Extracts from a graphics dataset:
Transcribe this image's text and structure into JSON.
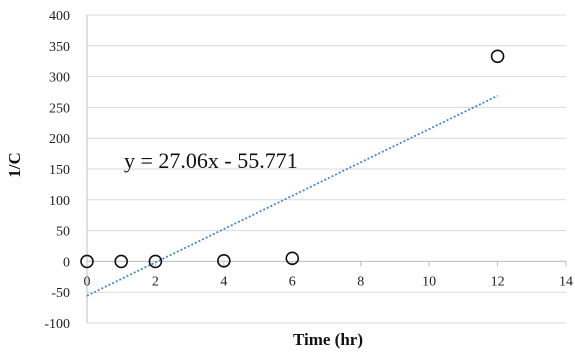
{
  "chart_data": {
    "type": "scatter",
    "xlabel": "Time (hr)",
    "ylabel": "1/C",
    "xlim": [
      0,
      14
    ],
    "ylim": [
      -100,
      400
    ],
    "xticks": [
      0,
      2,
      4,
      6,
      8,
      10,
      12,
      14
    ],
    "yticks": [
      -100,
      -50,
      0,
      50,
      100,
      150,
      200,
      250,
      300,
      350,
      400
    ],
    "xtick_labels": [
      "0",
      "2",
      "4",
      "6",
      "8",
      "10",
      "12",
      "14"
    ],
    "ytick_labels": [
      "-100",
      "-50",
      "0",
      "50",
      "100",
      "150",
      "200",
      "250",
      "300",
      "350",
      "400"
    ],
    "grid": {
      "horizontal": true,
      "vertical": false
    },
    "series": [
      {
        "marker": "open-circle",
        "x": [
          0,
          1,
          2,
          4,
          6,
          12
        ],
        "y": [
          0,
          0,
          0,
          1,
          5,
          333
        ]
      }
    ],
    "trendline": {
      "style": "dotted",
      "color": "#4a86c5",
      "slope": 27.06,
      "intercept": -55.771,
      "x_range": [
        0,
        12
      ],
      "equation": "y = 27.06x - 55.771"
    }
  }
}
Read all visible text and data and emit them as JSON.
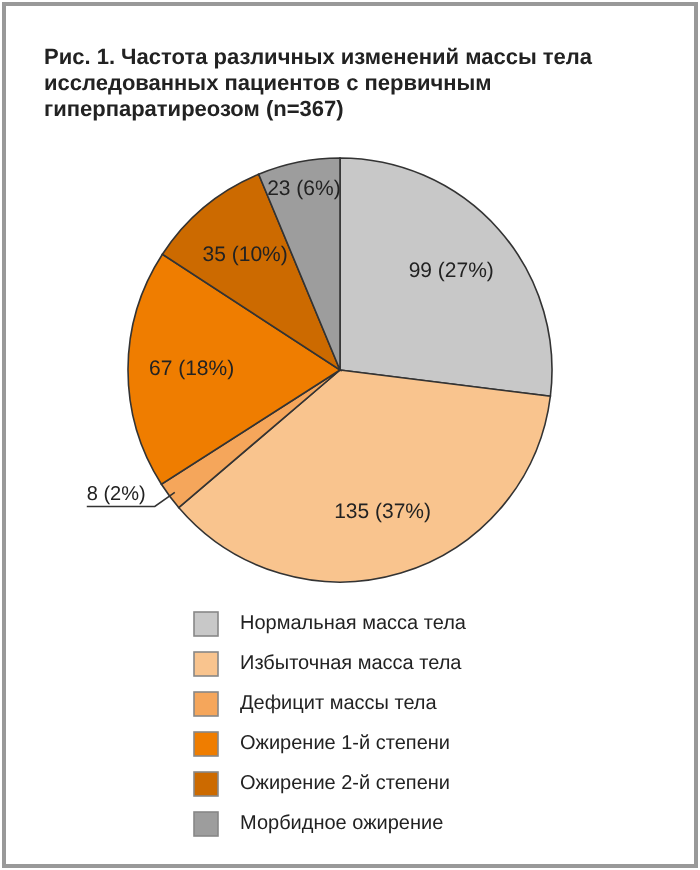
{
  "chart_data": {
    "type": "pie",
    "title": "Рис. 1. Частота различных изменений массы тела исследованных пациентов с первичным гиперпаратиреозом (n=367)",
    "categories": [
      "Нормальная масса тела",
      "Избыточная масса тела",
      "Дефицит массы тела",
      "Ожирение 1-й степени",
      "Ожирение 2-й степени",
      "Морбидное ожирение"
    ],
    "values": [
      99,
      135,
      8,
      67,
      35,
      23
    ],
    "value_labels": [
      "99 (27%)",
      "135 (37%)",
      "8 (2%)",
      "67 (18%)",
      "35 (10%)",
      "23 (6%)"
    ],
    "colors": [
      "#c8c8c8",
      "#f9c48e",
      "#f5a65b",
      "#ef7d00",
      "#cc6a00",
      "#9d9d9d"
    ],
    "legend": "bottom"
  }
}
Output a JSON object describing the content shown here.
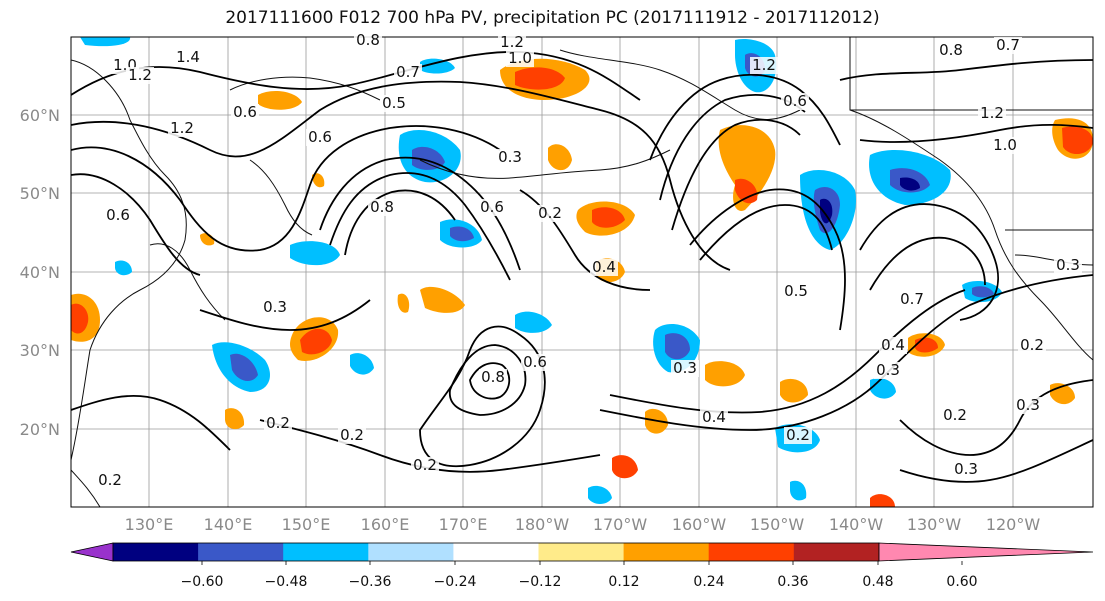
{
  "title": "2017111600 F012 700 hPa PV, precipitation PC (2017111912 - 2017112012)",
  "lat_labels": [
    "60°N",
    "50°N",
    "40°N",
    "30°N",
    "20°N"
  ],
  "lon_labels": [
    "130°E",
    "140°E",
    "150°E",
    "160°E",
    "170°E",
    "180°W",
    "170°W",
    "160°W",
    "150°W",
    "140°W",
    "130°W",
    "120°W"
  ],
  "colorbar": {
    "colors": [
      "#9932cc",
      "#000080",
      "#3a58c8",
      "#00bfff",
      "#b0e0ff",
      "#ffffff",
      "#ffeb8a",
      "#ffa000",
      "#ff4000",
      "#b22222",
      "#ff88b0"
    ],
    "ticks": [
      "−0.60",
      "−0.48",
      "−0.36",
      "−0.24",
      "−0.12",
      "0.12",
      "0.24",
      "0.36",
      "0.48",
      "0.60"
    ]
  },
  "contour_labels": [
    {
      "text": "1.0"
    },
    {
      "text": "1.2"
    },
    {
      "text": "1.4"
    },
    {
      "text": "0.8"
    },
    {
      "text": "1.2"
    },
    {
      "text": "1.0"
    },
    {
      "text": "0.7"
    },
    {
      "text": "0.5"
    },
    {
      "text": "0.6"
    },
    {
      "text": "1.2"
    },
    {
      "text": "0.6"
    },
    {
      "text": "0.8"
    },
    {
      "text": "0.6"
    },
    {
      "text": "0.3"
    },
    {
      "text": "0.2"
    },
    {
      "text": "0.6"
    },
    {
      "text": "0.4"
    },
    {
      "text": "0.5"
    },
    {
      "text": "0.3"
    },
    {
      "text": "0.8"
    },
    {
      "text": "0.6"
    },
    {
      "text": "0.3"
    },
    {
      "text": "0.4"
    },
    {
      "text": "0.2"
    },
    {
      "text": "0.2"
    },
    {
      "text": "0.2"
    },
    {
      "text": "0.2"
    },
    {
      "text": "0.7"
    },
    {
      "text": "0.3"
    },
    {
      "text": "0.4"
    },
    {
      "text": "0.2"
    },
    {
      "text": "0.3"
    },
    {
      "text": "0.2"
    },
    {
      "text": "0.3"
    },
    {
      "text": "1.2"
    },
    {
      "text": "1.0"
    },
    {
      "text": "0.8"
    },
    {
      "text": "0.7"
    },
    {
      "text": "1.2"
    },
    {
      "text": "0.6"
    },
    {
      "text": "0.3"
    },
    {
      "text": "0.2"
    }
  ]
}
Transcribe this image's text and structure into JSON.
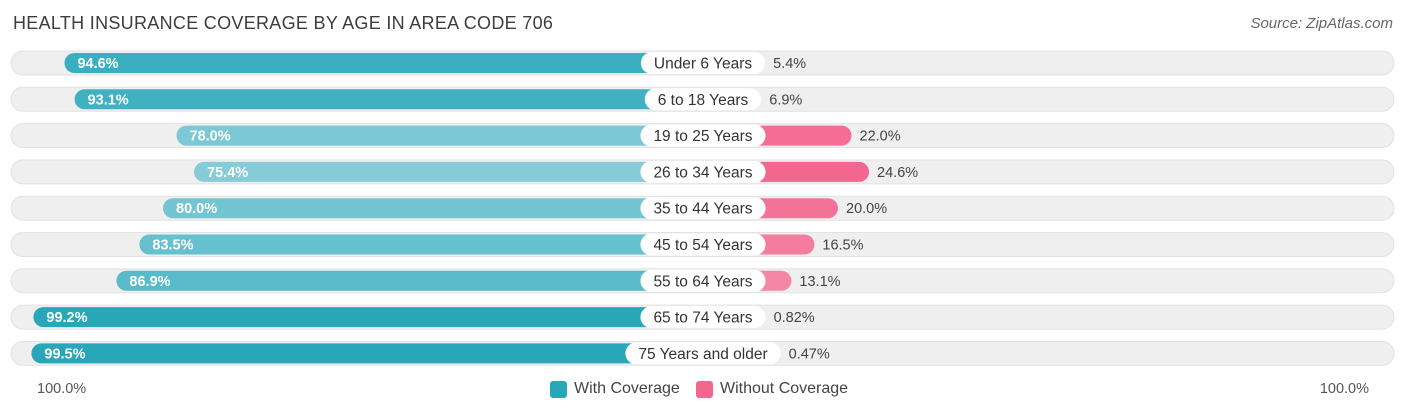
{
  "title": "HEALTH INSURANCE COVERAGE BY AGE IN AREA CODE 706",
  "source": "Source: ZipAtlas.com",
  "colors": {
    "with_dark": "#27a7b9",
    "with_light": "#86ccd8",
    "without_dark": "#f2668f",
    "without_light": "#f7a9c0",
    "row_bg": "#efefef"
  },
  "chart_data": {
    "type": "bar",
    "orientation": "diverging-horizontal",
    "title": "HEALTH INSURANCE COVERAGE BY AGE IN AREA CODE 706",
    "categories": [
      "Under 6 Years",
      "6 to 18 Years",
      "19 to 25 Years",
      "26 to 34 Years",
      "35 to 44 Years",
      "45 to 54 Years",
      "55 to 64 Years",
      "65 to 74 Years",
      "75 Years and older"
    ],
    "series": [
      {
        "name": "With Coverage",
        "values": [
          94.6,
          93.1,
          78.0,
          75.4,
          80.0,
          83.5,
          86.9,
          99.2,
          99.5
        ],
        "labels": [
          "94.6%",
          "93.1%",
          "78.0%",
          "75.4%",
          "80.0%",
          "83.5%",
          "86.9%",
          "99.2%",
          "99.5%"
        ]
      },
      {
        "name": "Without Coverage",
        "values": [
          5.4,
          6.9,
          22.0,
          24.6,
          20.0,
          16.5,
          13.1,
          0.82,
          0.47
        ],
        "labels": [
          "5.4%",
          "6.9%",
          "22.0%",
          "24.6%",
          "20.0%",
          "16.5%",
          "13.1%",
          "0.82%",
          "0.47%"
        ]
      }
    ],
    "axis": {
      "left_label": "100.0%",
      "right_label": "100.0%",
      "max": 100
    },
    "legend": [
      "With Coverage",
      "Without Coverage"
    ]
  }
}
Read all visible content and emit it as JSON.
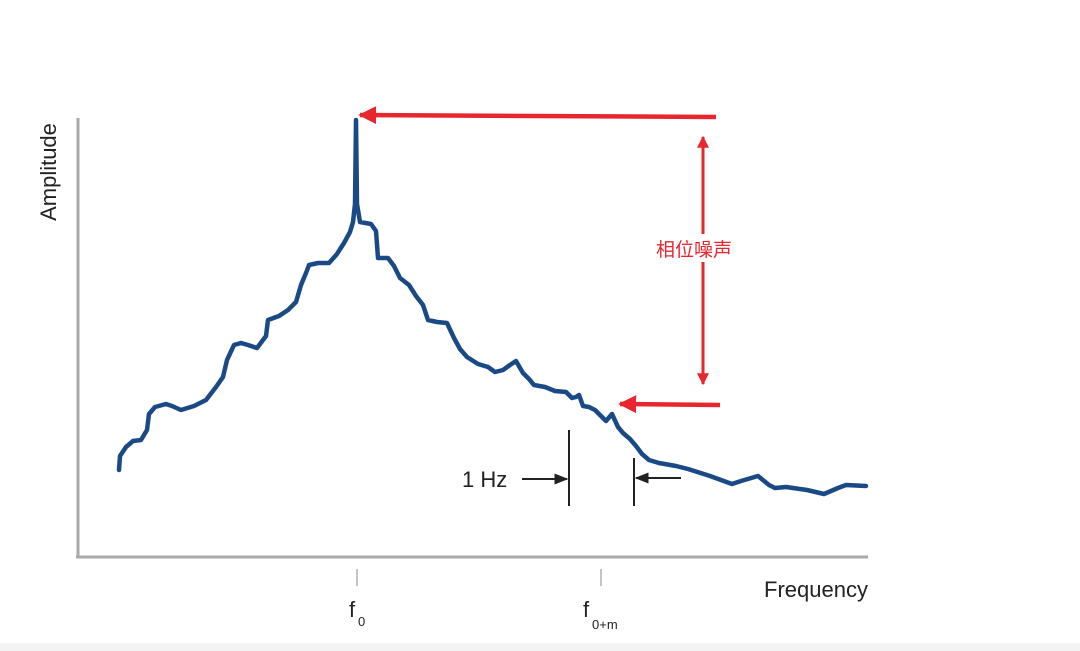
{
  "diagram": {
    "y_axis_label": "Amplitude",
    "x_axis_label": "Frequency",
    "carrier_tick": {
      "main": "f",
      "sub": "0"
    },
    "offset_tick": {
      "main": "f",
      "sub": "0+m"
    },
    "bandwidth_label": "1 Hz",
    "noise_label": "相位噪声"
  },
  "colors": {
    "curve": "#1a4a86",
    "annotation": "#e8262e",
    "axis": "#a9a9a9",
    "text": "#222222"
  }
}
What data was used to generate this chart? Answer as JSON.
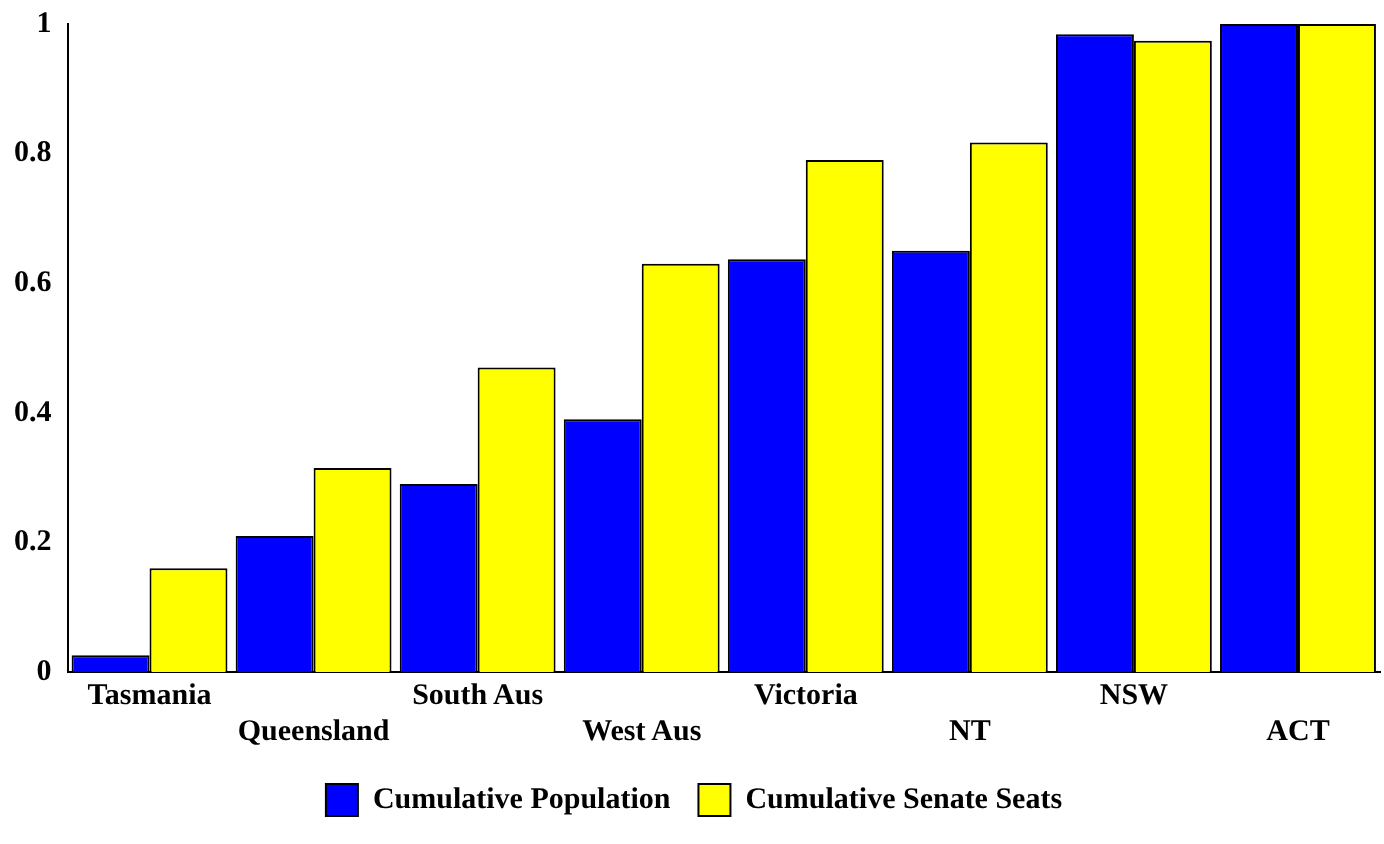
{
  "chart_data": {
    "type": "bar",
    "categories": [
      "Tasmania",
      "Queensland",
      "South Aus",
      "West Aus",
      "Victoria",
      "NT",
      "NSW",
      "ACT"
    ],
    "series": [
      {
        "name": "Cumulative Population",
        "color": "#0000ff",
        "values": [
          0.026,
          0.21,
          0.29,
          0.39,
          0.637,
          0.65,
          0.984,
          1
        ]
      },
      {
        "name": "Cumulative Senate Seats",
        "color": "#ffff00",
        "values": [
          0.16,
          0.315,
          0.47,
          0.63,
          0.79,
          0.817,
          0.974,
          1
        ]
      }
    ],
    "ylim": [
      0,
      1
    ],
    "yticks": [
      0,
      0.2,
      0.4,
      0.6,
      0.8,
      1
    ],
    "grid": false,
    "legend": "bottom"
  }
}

DESCRIPTION OF THE TASK: Take every line above carrying "JSON" and return it.

TASK RESULT:
Transcribe this image's text and structure into JSON.
Read all visible text and data and emit them as JSON.
Output a JSON object describing the content shown here.
Transcribe this image's text and structure into JSON.
Read all visible content and emit it as JSON.
What data was used to generate this chart? Answer as JSON.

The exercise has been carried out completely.